Reproduce the material verbatim, starting with its first line and continuing through the line containing "field-value: JPEG xyxy=(134,250,163,262)", including that line.

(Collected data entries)
## START

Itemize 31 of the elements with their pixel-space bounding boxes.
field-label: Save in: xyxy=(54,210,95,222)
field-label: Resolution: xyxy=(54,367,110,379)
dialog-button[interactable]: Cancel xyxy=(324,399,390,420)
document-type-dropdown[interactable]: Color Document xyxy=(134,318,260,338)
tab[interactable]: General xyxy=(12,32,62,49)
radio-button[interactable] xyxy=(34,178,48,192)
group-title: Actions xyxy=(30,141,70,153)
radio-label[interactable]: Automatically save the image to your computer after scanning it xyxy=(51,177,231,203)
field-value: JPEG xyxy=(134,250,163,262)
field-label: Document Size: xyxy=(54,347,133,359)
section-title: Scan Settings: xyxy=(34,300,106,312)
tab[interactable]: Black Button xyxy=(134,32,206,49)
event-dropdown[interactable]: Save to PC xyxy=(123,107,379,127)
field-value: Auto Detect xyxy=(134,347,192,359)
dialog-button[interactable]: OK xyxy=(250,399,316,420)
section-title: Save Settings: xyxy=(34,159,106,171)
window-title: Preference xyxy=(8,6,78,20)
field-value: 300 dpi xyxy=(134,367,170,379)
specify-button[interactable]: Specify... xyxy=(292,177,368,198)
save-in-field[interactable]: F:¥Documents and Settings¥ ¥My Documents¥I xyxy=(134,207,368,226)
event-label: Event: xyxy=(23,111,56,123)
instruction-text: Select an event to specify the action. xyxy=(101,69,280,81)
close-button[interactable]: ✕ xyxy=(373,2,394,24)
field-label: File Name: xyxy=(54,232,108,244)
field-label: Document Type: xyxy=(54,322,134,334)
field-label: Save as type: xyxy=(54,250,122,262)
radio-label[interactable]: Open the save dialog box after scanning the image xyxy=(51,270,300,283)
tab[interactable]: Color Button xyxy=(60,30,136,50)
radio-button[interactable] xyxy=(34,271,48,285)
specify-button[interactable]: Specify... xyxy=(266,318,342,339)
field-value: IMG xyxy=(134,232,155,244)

## END

▸ **WORKED ANSWER**
Itemize 31 of the elements with their pixel-space bounding boxes.
field-label: Save in: xyxy=(54,210,95,222)
field-label: Resolution: xyxy=(54,367,110,379)
dialog-button[interactable]: Cancel xyxy=(324,399,390,420)
document-type-dropdown[interactable]: Color Document xyxy=(134,318,260,338)
tab[interactable]: General xyxy=(12,32,62,49)
radio-button[interactable] xyxy=(34,178,48,192)
group-title: Actions xyxy=(30,141,70,153)
radio-label[interactable]: Automatically save the image to your computer after scanning it xyxy=(51,177,231,203)
field-value: JPEG xyxy=(134,250,163,262)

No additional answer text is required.